[Collected data entries]
## BEGIN

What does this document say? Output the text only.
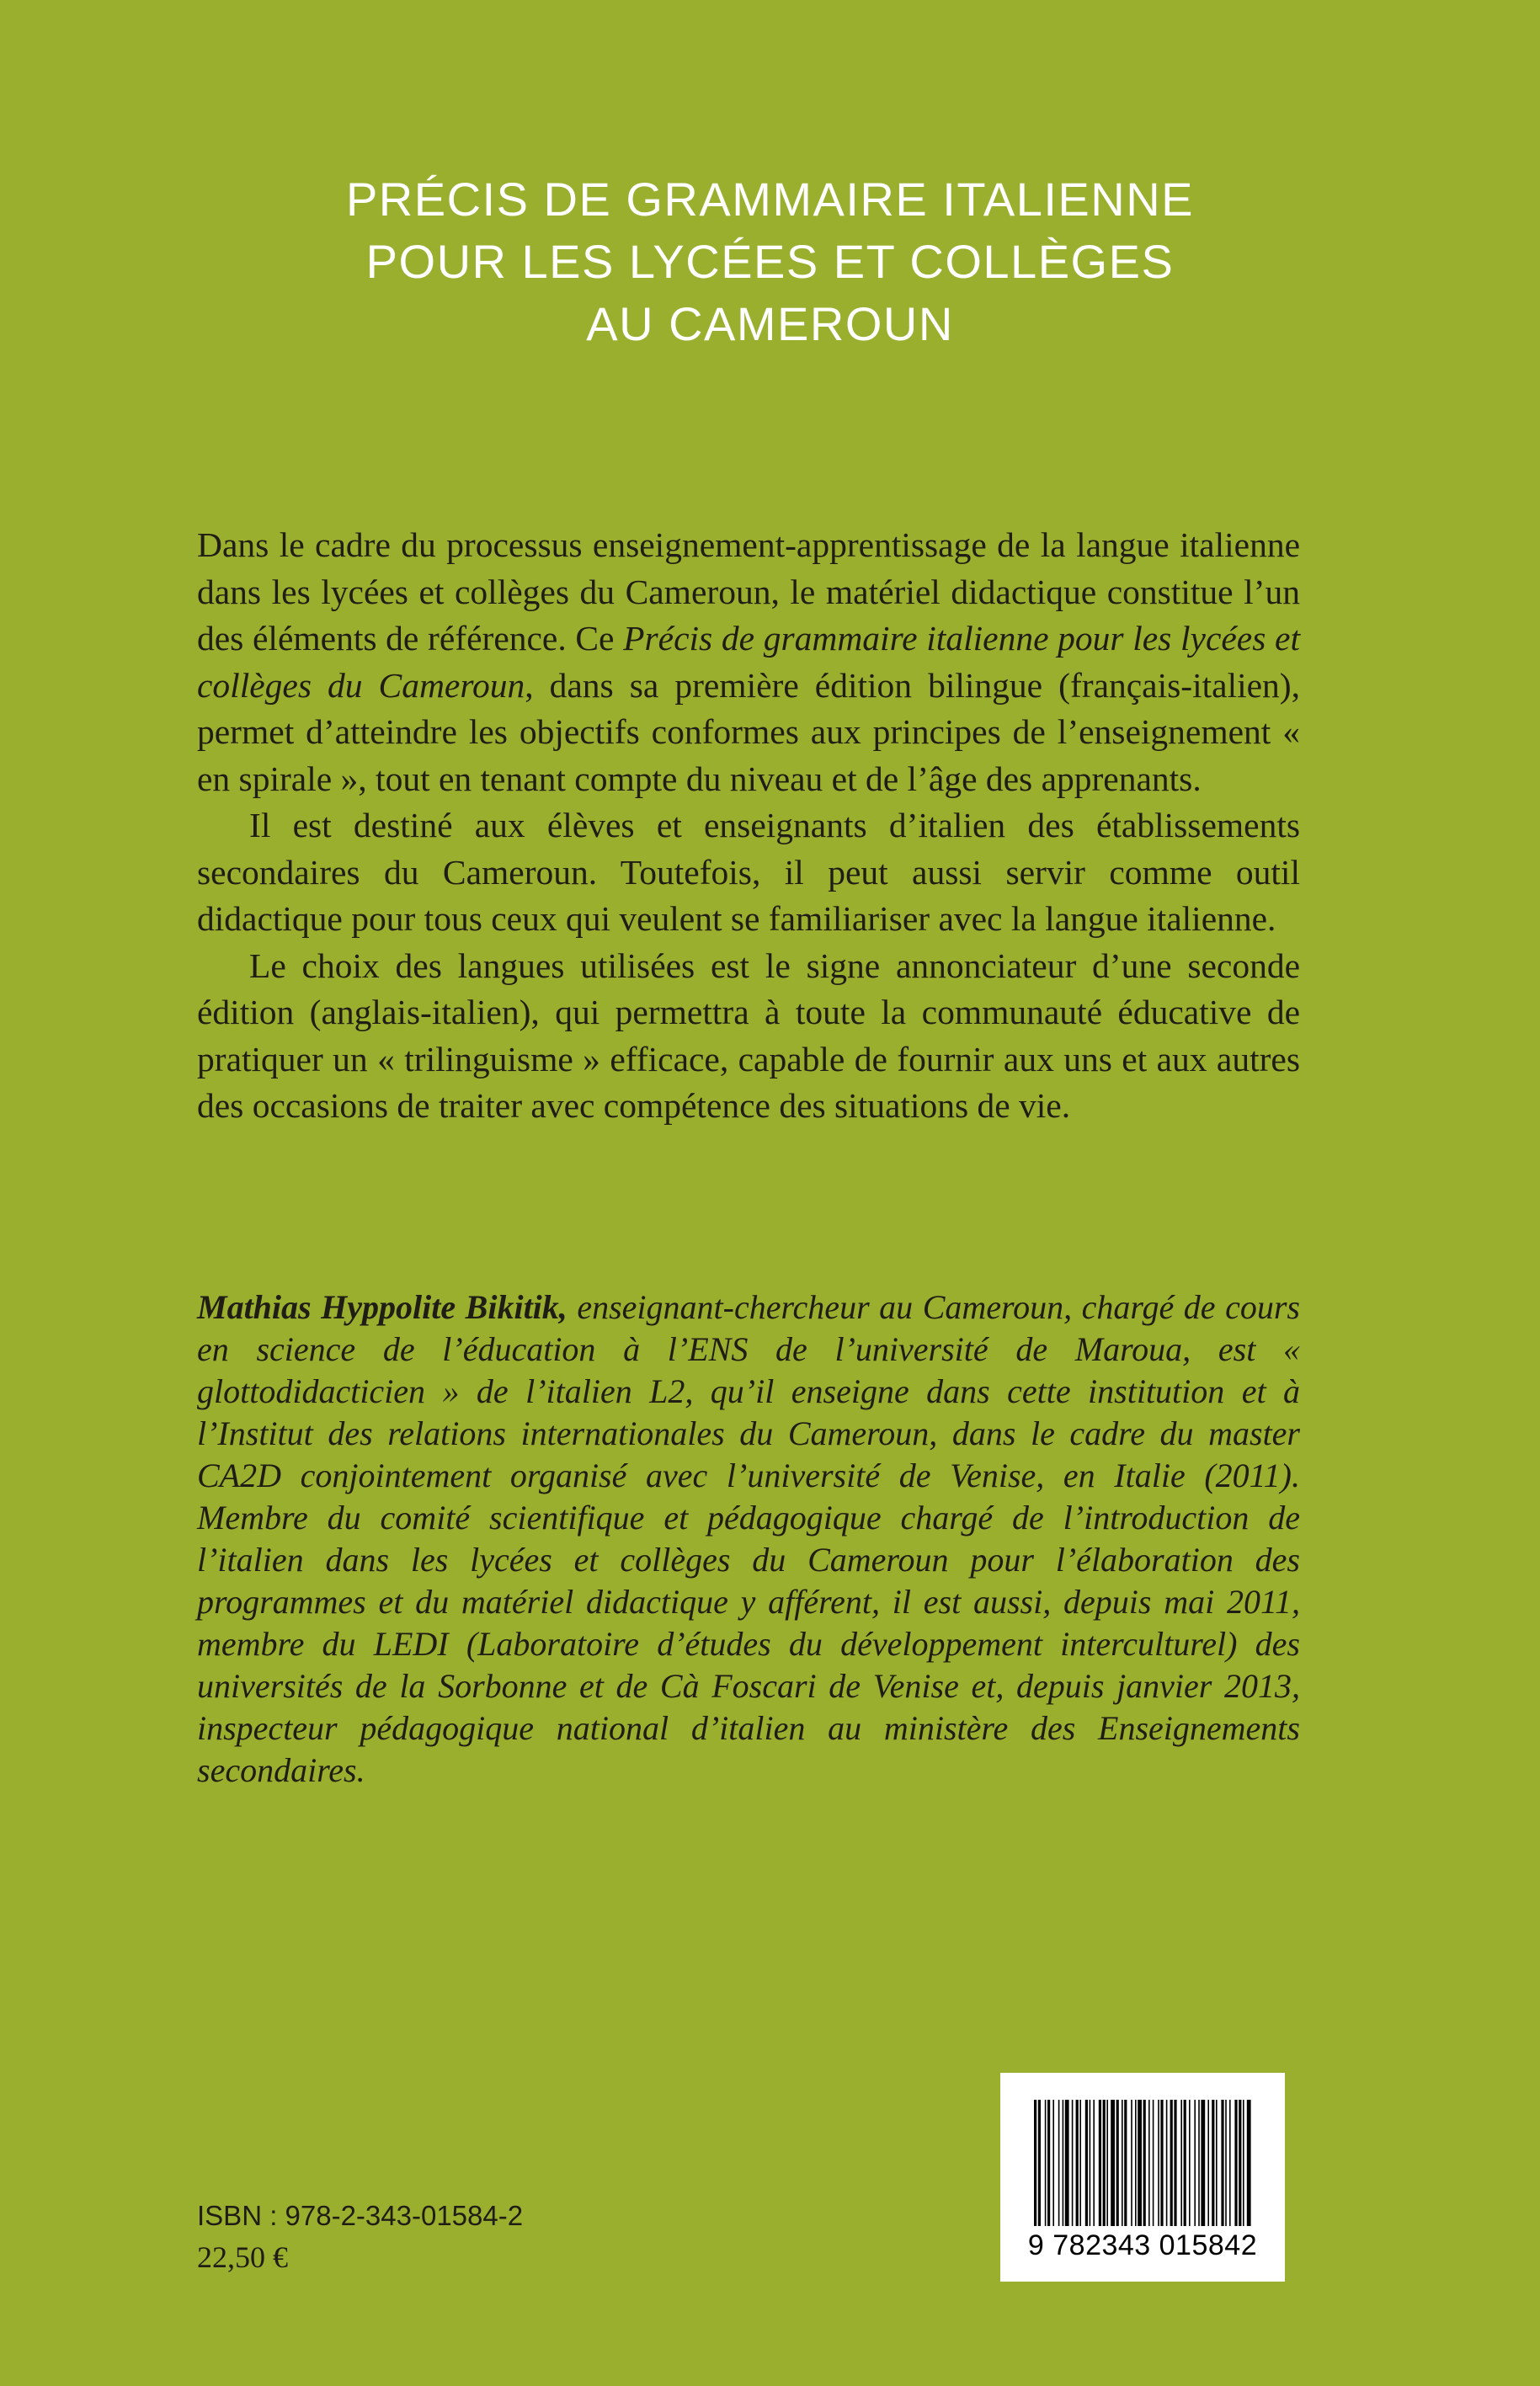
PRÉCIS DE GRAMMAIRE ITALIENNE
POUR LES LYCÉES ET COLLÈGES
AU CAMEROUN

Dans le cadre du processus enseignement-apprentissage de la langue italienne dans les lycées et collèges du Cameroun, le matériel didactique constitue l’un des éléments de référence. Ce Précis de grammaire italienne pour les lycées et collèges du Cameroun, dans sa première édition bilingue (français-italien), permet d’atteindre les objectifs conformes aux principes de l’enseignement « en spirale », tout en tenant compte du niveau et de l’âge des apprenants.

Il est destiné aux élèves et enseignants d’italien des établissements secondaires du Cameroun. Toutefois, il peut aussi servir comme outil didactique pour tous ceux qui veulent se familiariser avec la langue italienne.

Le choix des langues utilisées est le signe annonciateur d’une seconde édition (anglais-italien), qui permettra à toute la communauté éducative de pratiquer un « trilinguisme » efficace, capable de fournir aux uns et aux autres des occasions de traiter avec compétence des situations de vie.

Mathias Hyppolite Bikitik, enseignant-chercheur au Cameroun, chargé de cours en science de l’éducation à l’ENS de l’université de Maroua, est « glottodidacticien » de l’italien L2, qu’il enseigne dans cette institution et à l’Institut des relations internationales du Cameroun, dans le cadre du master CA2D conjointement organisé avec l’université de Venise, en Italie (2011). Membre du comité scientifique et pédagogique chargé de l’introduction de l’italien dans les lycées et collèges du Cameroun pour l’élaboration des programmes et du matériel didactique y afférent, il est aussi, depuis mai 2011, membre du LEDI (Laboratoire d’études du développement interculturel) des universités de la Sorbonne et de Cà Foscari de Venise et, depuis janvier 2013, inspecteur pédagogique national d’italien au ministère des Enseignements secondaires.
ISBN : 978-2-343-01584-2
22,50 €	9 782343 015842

## END
## BEGIN

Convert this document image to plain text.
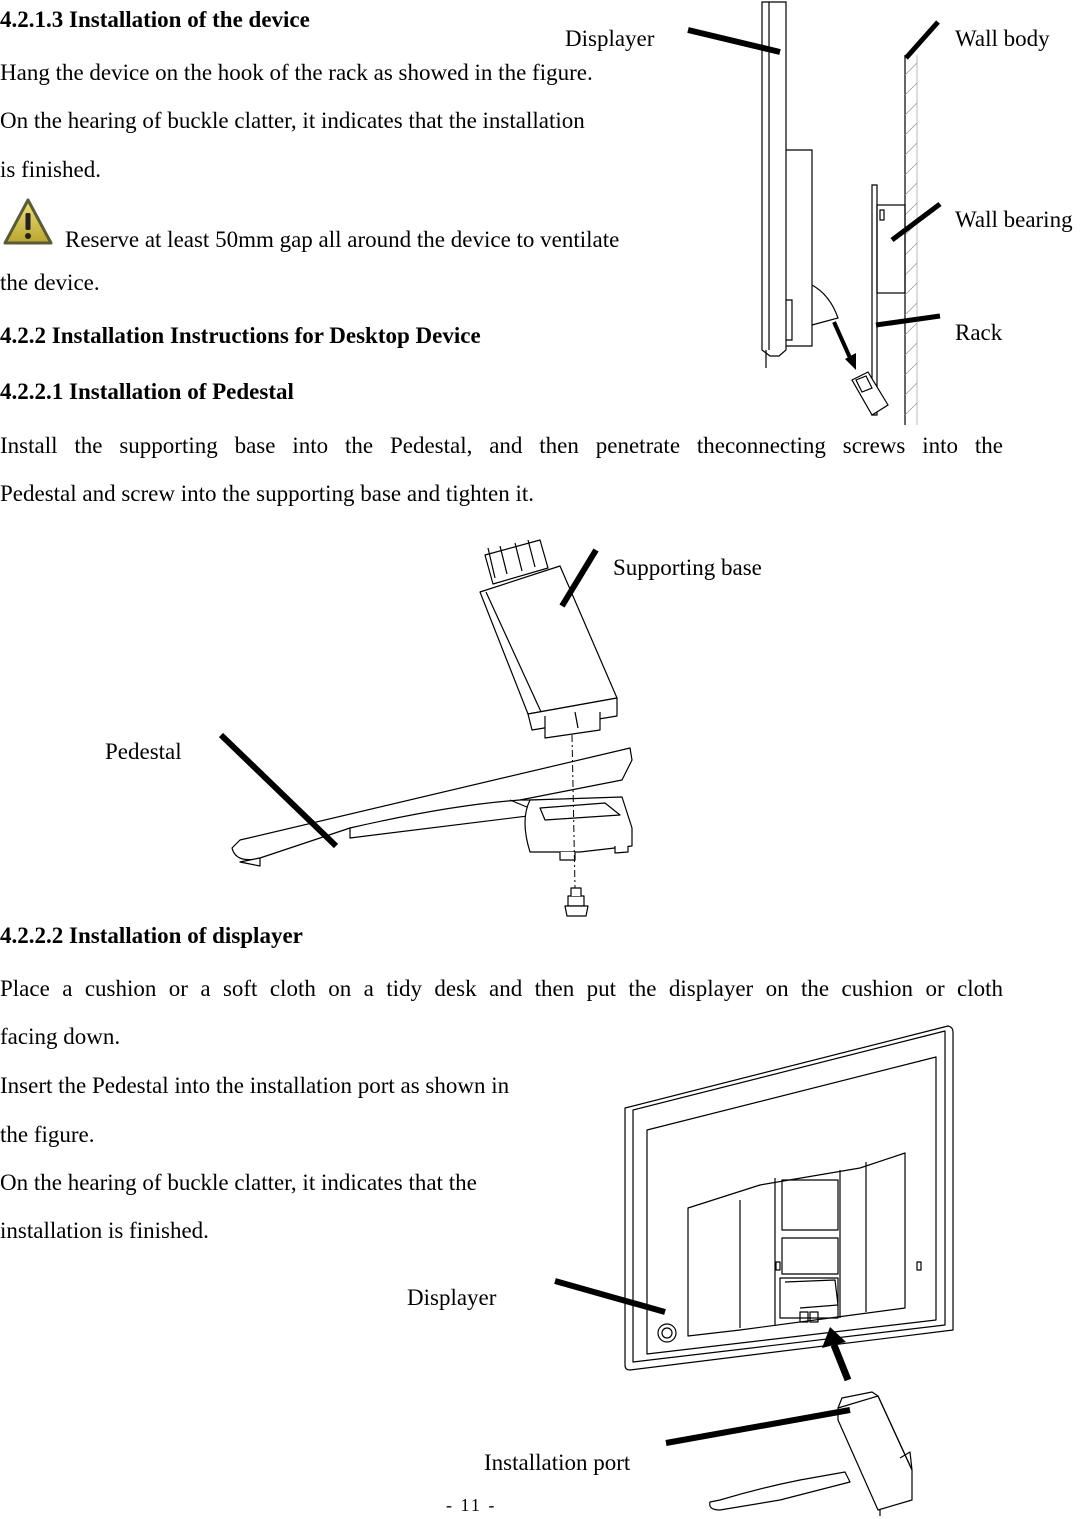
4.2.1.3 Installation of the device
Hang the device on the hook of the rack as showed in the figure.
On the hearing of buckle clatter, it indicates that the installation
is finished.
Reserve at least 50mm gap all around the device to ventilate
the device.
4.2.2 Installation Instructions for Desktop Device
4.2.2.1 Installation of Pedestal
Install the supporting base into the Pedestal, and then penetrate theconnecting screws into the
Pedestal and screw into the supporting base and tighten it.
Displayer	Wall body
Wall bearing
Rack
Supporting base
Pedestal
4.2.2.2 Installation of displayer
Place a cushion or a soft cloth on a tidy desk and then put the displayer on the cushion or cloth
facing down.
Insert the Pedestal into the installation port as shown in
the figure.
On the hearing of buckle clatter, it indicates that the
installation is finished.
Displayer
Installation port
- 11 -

## END

_Exercise directions:_ Using the listing above, list every line in which the string "base" occurs.

_Solution to the exercise:_
Install the supporting base into the Pedestal, and then penetrate theconnecting screws into the
Pedestal and screw into the supporting base and tighten it.
Supporting base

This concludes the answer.